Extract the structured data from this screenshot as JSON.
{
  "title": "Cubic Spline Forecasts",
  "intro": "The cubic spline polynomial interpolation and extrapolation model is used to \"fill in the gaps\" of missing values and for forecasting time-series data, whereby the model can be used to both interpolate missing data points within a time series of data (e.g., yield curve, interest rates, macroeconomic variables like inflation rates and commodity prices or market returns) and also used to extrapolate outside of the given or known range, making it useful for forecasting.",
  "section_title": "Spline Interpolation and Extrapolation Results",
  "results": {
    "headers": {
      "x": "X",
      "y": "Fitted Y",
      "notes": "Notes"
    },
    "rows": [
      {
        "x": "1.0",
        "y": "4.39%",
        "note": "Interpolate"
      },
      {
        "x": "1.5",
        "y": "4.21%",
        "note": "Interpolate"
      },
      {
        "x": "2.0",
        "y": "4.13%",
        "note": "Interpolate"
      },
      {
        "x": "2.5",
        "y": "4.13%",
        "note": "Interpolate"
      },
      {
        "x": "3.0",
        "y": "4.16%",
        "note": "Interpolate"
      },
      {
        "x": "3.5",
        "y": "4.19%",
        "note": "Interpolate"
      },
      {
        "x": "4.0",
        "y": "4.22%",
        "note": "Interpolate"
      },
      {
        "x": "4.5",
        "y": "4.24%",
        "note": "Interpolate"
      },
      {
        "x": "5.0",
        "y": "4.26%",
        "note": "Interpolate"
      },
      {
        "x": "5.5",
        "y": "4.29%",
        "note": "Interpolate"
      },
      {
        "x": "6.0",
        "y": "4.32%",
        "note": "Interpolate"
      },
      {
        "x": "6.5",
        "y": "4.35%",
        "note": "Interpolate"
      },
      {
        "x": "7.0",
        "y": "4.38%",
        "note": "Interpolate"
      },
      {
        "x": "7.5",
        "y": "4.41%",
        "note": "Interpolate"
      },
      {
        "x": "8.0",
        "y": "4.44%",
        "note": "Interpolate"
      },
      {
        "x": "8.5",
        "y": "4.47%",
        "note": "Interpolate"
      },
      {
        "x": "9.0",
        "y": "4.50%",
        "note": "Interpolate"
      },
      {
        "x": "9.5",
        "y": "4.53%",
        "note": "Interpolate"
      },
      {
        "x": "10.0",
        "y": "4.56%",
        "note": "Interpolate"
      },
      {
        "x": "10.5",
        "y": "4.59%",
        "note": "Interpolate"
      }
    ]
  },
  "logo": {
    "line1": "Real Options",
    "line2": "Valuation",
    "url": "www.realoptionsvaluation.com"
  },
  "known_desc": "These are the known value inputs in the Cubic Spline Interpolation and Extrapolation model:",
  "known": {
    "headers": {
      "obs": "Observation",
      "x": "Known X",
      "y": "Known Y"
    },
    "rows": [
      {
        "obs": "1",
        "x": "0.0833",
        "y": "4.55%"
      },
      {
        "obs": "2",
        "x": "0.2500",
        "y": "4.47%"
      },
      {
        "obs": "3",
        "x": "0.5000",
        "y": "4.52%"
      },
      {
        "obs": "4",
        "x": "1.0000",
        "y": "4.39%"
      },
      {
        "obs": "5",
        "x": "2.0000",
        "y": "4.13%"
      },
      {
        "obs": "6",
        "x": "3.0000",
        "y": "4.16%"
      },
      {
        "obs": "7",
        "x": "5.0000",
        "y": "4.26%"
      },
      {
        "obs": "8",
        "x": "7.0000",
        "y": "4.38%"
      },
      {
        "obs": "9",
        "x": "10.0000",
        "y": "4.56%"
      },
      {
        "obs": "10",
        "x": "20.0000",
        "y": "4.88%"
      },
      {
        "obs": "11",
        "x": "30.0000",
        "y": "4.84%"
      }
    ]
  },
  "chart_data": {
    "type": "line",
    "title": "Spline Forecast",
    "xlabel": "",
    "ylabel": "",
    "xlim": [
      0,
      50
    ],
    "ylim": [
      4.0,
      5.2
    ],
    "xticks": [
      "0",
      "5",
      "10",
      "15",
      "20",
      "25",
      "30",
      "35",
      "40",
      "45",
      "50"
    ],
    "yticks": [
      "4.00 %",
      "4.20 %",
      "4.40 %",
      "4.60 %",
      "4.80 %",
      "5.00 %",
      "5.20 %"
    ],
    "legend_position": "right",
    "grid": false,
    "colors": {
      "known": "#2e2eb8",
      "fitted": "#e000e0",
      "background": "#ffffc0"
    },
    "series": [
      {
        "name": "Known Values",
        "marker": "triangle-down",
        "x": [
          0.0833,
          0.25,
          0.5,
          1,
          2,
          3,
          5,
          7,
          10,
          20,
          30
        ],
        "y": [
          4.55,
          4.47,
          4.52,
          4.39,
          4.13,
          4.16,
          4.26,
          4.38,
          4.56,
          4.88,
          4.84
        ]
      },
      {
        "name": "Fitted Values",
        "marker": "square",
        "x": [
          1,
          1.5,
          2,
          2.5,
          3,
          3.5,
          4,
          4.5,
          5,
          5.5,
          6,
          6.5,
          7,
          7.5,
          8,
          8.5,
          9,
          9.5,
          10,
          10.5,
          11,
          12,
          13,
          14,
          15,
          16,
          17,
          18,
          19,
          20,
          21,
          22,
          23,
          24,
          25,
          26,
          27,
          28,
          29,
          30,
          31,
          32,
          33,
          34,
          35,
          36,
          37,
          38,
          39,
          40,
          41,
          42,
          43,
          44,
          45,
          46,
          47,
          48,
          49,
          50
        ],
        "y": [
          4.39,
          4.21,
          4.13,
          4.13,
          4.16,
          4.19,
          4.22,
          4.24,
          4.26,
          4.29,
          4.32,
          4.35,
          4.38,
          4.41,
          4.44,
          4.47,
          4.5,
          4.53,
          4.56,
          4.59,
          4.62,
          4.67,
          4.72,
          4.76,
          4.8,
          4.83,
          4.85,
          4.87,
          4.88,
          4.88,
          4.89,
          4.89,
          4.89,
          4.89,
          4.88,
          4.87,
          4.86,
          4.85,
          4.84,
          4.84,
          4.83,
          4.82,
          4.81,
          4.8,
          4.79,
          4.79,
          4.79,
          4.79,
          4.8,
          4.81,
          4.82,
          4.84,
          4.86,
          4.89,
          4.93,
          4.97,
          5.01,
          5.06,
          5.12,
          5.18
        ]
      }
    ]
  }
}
┄┄┄┄┄┄
PROBLEM STATEMENT. Lines containing the string "name" are to be selected and copied.

SOLVED EXERCISE.
        "name": "Known Values",
        "name": "Fitted Values",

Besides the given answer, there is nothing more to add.